WHAT IS ASKED:
Search the material for the string "Research" and copy each line where it occurs.

[Dataset records on visual material]
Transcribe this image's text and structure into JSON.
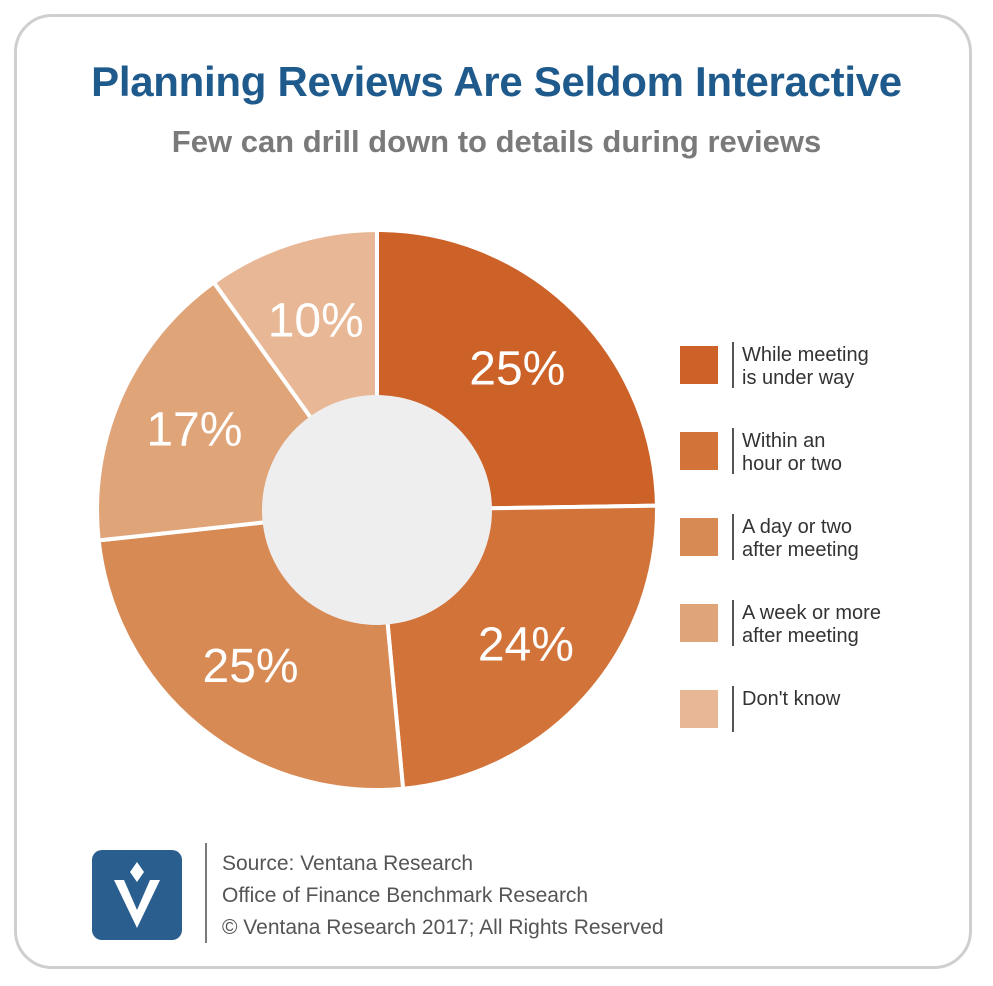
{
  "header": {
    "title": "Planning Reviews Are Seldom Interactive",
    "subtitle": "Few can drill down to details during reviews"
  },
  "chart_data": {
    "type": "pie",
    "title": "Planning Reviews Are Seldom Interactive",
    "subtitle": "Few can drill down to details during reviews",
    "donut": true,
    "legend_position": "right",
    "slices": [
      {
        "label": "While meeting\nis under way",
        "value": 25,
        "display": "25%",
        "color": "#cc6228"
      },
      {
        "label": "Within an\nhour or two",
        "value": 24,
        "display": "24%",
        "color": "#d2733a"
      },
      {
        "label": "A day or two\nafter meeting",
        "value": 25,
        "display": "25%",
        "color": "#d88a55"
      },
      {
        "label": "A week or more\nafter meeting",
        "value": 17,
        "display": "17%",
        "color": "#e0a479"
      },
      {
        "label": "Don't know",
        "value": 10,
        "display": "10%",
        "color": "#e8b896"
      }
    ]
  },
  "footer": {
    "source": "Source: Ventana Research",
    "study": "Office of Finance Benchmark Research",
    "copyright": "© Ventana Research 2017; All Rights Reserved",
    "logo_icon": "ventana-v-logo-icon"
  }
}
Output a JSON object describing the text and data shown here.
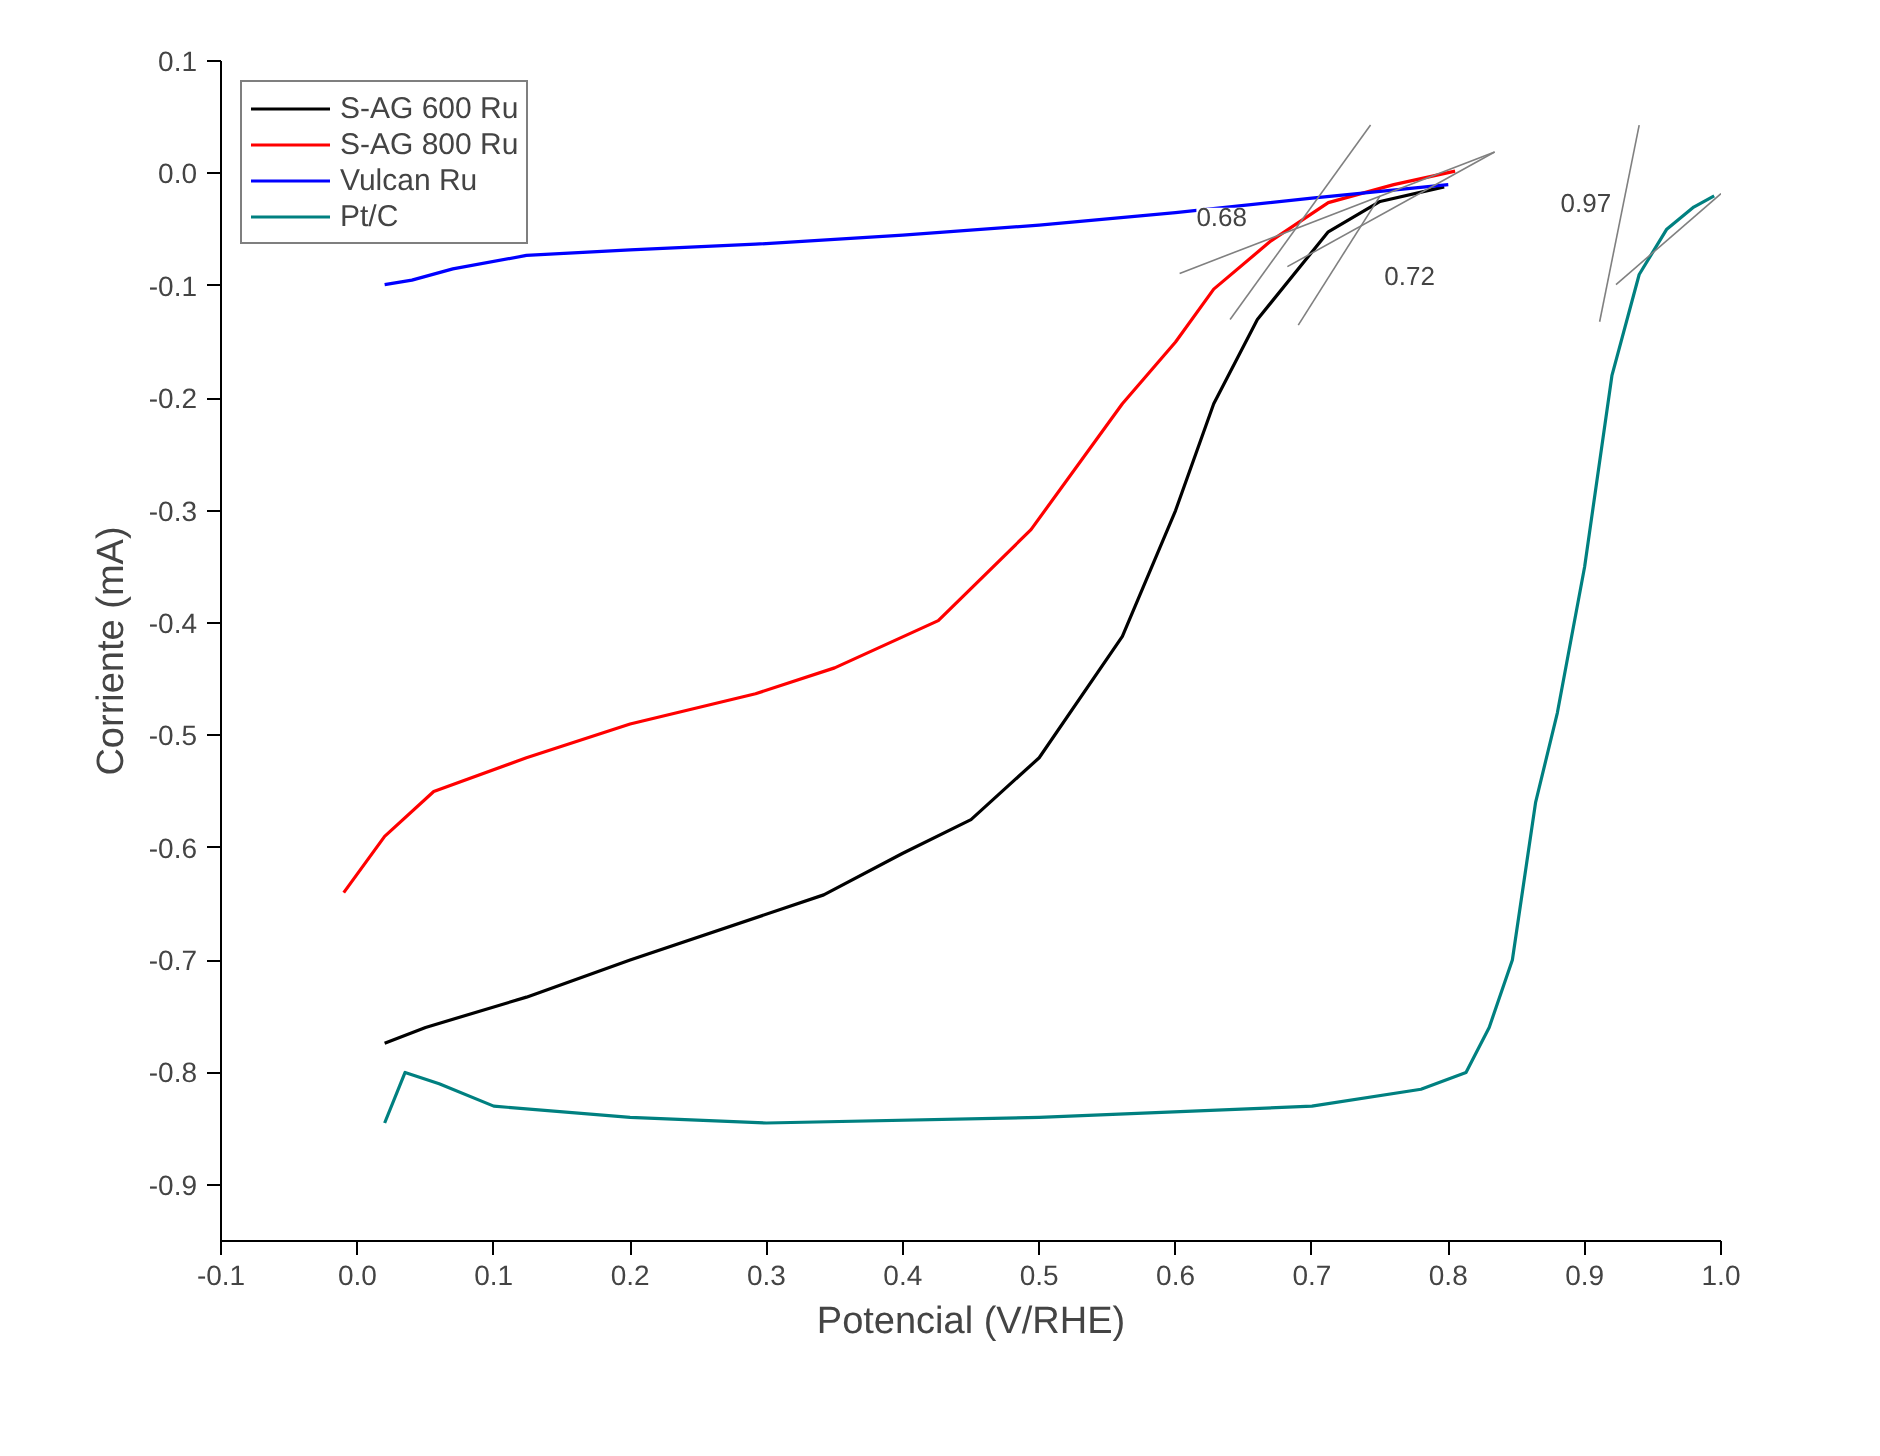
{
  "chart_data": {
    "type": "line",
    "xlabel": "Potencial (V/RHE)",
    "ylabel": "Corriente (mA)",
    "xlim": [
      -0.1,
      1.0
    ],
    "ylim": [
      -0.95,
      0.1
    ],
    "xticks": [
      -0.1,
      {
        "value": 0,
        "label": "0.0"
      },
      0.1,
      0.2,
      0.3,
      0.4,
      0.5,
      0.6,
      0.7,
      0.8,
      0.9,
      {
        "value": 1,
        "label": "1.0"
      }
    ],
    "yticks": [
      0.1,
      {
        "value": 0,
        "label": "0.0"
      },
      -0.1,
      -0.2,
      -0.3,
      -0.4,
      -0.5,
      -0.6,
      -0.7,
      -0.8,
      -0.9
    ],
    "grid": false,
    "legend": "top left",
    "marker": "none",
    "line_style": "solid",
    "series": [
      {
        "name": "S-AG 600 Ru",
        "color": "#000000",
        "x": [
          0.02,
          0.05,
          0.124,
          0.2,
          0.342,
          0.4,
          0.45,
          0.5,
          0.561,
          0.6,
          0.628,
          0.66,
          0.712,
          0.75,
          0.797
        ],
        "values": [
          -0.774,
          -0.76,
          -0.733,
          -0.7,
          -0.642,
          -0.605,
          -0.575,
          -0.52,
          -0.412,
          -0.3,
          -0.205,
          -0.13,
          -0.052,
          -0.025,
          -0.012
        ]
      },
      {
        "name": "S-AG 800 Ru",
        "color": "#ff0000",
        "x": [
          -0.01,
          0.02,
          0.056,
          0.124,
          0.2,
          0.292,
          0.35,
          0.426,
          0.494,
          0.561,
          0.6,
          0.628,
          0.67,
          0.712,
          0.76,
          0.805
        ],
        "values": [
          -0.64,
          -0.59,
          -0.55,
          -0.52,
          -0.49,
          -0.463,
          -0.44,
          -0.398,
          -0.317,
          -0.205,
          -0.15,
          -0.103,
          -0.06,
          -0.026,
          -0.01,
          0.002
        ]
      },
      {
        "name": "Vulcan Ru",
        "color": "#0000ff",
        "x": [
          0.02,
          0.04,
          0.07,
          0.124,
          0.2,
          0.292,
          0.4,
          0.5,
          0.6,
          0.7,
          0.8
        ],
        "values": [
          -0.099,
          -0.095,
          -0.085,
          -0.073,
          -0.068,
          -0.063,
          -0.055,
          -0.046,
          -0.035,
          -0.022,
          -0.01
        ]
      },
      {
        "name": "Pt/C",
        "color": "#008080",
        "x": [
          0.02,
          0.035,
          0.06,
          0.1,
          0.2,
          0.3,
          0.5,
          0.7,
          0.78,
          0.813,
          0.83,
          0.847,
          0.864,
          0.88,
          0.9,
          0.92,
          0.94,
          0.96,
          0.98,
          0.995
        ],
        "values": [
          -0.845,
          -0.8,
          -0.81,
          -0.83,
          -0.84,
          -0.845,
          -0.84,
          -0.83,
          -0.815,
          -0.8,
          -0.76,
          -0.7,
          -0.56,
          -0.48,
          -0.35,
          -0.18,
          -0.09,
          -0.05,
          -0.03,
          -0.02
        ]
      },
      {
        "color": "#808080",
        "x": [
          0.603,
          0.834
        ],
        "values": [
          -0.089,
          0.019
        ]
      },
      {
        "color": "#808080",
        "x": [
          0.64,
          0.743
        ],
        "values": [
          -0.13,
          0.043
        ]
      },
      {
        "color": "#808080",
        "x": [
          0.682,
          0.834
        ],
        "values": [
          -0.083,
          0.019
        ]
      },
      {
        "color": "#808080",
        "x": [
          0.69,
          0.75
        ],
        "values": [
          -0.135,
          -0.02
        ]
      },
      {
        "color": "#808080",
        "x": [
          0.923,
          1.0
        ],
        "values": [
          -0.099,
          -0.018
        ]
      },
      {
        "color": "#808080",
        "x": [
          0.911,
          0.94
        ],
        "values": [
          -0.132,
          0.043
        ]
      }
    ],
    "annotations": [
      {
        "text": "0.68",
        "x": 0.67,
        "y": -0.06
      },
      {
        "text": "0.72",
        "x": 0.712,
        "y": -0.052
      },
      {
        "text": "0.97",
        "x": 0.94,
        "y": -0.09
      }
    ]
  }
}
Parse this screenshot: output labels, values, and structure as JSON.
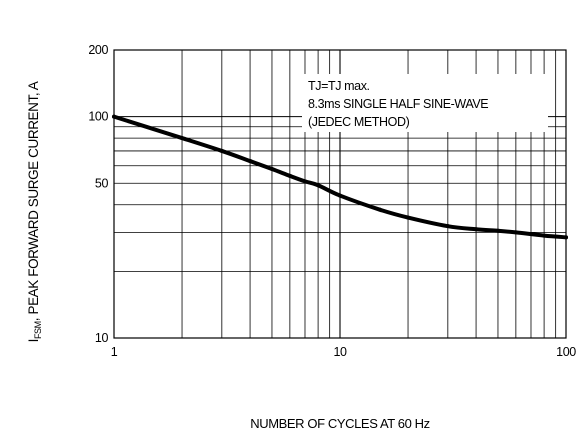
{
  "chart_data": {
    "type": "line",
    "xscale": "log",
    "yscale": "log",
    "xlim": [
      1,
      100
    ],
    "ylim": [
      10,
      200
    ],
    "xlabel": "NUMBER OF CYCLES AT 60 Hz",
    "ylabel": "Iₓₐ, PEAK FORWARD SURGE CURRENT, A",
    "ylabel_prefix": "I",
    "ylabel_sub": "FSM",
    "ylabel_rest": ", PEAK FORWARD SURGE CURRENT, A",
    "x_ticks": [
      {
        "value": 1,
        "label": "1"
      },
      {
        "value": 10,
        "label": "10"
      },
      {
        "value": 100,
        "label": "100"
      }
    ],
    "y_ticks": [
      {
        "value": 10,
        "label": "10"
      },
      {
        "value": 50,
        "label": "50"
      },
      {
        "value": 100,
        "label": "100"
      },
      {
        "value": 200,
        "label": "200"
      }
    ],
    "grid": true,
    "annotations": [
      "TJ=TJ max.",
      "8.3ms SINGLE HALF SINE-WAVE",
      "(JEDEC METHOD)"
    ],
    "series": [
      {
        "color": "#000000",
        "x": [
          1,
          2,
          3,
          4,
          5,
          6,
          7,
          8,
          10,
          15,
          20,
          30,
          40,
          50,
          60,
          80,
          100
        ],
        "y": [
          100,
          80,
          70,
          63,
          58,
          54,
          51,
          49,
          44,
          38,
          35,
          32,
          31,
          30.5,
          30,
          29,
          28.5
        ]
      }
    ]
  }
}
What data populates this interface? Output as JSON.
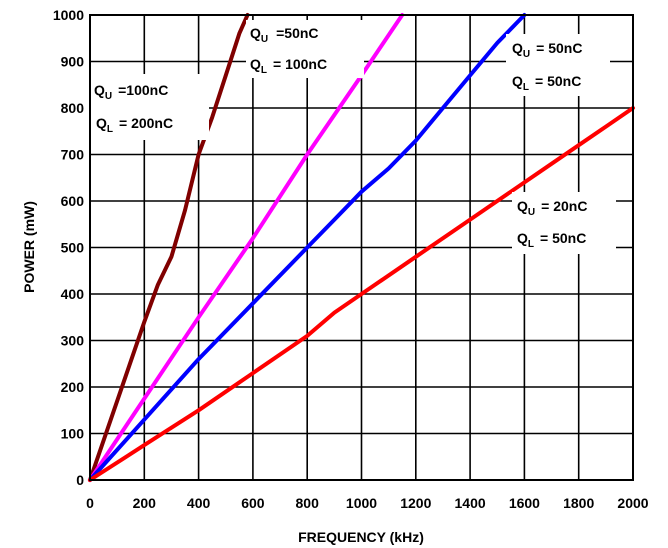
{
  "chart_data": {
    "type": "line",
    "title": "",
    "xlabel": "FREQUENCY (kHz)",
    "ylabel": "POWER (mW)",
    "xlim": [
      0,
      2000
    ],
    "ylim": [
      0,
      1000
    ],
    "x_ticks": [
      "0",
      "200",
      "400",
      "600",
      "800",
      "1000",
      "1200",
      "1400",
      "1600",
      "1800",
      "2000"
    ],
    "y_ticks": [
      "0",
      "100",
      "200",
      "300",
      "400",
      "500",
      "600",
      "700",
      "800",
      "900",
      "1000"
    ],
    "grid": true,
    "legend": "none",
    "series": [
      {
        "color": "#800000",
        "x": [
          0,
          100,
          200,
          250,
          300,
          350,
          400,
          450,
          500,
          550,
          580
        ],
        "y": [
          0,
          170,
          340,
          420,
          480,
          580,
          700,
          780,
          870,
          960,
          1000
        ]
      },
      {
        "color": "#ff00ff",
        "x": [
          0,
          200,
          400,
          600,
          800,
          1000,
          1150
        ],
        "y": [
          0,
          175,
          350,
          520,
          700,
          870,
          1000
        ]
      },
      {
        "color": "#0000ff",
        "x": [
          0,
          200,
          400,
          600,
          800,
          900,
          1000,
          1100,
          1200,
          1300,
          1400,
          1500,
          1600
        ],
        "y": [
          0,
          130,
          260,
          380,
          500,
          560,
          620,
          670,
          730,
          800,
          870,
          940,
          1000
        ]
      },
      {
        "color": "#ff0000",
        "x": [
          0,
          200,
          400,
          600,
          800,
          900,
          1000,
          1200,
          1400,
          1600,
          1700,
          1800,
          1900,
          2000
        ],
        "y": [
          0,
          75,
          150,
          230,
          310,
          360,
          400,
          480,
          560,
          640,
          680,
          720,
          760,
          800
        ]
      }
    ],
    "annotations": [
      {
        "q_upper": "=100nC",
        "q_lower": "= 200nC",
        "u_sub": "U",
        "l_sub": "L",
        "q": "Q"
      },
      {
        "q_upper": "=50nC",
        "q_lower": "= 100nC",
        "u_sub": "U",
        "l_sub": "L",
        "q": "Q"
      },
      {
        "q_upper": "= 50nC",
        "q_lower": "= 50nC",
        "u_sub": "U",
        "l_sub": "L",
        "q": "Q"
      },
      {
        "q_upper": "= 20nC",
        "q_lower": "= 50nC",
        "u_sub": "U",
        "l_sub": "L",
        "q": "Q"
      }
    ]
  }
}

SOLUTION:
    "source": "Source: Ventana Research",
    "study": "Office of Finance Benchmark Research",
    "copyright": "© Ventana Research 2017; All Rights Reserved",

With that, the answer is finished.